Check every line of the entries below for the word "mayo", and copy the ones that have it.

MATERIAL SHOWN =>
· · ·
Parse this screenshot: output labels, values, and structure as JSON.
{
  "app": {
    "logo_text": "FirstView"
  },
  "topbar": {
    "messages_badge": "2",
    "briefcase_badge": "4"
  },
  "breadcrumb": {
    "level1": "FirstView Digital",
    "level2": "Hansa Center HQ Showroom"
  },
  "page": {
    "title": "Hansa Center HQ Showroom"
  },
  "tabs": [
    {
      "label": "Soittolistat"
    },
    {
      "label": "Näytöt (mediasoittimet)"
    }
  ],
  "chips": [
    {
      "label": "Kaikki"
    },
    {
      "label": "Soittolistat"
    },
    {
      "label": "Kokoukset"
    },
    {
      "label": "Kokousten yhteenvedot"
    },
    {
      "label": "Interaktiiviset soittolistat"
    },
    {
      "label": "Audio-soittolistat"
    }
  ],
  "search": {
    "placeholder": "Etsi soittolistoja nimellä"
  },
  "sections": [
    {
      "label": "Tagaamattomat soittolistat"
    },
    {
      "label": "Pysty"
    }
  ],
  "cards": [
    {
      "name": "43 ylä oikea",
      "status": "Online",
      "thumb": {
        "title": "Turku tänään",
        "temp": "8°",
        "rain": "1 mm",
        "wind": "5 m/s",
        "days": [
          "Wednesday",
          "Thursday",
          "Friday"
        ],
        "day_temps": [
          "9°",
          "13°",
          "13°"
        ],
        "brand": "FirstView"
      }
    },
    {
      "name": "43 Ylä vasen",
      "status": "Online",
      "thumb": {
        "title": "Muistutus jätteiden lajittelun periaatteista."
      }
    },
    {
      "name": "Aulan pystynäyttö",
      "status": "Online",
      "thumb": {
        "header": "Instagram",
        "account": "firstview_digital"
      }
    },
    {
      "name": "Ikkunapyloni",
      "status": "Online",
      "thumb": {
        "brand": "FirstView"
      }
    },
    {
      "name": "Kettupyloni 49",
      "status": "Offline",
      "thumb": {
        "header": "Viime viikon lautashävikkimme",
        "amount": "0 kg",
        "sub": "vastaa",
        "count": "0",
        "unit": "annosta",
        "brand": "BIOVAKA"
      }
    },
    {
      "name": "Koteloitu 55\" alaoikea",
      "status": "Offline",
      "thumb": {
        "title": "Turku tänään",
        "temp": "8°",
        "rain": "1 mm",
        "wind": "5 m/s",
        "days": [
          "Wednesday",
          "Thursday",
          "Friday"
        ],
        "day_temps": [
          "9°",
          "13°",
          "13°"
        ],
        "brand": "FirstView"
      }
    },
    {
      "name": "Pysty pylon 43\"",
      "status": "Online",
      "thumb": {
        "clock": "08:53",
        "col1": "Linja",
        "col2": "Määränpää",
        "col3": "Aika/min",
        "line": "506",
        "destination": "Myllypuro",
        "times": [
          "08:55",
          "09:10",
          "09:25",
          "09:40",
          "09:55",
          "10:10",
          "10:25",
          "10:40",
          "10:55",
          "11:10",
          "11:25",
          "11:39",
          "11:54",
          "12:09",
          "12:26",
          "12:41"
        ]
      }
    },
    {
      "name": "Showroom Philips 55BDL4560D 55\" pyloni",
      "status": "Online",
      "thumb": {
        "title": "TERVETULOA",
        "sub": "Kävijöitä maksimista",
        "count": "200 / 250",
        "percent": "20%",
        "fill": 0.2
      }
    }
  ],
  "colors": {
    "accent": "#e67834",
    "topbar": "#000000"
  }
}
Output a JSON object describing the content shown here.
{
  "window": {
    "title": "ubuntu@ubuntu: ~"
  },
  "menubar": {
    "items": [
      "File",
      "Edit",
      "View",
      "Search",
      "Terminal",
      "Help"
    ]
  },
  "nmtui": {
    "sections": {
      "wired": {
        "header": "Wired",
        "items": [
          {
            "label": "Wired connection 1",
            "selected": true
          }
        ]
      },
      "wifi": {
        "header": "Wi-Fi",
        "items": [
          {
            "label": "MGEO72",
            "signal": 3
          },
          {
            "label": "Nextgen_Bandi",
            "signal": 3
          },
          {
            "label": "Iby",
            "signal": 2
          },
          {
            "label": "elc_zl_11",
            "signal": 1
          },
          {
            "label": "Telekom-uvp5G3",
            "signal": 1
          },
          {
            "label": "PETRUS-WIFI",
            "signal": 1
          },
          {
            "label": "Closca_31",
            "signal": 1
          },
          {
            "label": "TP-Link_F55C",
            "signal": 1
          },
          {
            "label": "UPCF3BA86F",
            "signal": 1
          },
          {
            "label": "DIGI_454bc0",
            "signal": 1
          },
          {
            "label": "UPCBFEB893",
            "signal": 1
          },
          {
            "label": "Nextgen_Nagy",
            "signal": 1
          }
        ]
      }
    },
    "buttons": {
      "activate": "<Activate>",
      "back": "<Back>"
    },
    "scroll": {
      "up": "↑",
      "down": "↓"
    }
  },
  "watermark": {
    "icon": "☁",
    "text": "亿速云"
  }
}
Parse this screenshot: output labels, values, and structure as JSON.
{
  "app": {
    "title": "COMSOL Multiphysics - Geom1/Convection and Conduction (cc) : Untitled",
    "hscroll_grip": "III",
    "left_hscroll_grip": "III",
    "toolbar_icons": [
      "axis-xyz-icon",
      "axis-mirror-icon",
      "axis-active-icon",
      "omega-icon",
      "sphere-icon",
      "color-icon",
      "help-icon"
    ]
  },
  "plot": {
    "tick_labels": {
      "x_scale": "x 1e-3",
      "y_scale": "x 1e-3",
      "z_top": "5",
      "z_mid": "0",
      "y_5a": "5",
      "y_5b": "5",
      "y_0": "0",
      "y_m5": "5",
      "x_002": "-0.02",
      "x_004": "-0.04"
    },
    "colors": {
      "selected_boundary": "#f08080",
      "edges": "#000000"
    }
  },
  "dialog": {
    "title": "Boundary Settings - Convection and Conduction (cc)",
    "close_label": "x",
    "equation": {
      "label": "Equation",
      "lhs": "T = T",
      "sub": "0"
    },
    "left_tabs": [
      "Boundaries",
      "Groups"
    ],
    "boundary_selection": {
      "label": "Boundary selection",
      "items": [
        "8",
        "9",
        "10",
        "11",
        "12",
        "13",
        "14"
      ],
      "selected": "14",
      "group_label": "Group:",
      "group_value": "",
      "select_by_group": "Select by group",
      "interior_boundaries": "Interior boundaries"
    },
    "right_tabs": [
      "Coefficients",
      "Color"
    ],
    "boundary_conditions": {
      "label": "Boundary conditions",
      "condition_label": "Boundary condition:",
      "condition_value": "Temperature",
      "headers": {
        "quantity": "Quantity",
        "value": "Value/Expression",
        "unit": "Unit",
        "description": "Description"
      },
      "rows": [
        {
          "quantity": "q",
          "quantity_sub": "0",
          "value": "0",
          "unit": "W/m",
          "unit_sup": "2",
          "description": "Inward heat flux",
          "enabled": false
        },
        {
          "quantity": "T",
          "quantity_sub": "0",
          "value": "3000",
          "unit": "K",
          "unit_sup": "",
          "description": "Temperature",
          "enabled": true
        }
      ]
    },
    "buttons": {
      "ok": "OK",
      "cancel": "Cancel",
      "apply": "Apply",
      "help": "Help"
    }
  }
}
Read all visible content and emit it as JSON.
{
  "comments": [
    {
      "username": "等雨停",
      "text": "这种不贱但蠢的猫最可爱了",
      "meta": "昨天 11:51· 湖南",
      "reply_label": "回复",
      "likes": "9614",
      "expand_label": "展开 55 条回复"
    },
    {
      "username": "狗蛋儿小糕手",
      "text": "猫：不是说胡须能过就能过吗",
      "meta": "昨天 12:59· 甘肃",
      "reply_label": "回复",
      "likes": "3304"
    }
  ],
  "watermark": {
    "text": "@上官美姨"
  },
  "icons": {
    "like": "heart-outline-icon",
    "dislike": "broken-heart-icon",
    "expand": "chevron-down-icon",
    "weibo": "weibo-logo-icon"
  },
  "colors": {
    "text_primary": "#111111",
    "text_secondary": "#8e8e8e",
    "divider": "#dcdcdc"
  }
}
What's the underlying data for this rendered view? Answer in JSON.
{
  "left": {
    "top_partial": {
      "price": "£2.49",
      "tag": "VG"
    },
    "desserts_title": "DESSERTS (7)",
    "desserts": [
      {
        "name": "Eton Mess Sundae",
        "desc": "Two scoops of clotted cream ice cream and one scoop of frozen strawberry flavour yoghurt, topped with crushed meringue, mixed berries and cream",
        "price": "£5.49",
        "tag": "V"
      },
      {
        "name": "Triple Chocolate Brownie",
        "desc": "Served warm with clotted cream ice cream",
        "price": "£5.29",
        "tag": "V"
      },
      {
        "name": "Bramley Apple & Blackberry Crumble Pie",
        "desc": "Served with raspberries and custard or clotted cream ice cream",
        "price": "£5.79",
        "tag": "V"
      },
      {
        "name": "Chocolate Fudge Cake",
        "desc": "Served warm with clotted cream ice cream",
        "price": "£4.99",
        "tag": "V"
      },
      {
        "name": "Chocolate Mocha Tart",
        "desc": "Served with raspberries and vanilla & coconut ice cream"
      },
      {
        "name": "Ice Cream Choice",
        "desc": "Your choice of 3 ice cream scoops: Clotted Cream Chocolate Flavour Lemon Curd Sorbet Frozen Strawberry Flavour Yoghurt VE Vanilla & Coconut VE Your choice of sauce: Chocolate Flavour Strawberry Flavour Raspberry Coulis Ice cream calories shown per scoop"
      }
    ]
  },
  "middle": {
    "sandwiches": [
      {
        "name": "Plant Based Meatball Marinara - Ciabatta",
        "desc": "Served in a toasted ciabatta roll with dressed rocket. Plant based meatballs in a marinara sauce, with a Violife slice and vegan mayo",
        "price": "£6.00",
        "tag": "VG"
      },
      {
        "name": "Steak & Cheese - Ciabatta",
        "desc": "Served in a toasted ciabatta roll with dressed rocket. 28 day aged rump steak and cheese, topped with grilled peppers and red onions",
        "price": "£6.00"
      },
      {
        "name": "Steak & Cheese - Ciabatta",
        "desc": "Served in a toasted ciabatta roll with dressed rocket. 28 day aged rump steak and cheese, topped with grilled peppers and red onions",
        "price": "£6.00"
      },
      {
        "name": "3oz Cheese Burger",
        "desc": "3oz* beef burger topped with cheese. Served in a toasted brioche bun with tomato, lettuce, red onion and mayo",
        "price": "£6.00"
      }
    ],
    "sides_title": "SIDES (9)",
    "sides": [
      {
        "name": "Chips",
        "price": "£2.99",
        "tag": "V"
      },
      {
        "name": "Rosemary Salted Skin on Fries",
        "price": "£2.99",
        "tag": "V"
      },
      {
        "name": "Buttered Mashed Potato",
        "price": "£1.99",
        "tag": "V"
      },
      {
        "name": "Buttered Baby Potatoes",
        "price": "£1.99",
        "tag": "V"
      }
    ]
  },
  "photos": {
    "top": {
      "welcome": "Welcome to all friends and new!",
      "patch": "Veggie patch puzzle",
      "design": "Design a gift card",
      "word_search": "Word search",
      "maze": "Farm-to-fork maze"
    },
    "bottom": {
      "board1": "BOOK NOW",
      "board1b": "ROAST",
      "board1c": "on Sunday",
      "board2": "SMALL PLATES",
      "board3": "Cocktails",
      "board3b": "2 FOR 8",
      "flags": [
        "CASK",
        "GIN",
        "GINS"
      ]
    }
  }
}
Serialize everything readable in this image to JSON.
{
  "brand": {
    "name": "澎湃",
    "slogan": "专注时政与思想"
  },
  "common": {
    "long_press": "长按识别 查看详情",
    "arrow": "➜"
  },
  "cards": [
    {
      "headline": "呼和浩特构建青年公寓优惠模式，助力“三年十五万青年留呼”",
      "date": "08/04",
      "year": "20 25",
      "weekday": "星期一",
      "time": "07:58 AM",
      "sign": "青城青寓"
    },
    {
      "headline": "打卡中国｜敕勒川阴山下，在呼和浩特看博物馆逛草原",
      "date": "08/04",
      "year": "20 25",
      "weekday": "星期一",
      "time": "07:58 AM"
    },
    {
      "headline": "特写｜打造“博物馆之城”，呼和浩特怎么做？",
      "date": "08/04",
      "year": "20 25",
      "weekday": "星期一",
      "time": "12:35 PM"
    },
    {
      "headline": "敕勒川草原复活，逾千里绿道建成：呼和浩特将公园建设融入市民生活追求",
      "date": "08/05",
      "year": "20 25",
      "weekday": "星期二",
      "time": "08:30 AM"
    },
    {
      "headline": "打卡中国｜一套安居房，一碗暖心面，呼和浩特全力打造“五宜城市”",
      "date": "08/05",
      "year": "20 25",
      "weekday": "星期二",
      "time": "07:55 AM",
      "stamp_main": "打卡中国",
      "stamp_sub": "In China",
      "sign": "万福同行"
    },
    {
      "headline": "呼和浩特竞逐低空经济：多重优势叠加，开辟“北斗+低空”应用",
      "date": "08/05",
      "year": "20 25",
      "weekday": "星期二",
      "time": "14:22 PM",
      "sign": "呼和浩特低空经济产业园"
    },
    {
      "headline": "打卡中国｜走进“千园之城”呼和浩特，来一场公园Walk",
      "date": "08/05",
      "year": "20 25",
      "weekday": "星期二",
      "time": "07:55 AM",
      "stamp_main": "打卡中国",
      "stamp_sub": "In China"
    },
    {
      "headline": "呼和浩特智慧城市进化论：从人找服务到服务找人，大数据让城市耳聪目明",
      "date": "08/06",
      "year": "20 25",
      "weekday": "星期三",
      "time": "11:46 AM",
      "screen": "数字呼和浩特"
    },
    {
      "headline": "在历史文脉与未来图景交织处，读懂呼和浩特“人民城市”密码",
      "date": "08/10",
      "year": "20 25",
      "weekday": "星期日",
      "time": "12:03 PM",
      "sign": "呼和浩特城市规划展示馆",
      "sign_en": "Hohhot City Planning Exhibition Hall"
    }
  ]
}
· · ·
WRITTEN REPLY =>
        "desc": "Served in a toasted ciabatta roll with dressed rocket. Plant based meatballs in a marinara sauce, with a Violife slice and vegan mayo",
        "desc": "3oz* beef burger topped with cheese. Served in a toasted brioche bun with tomato, lettuce, red onion and mayo",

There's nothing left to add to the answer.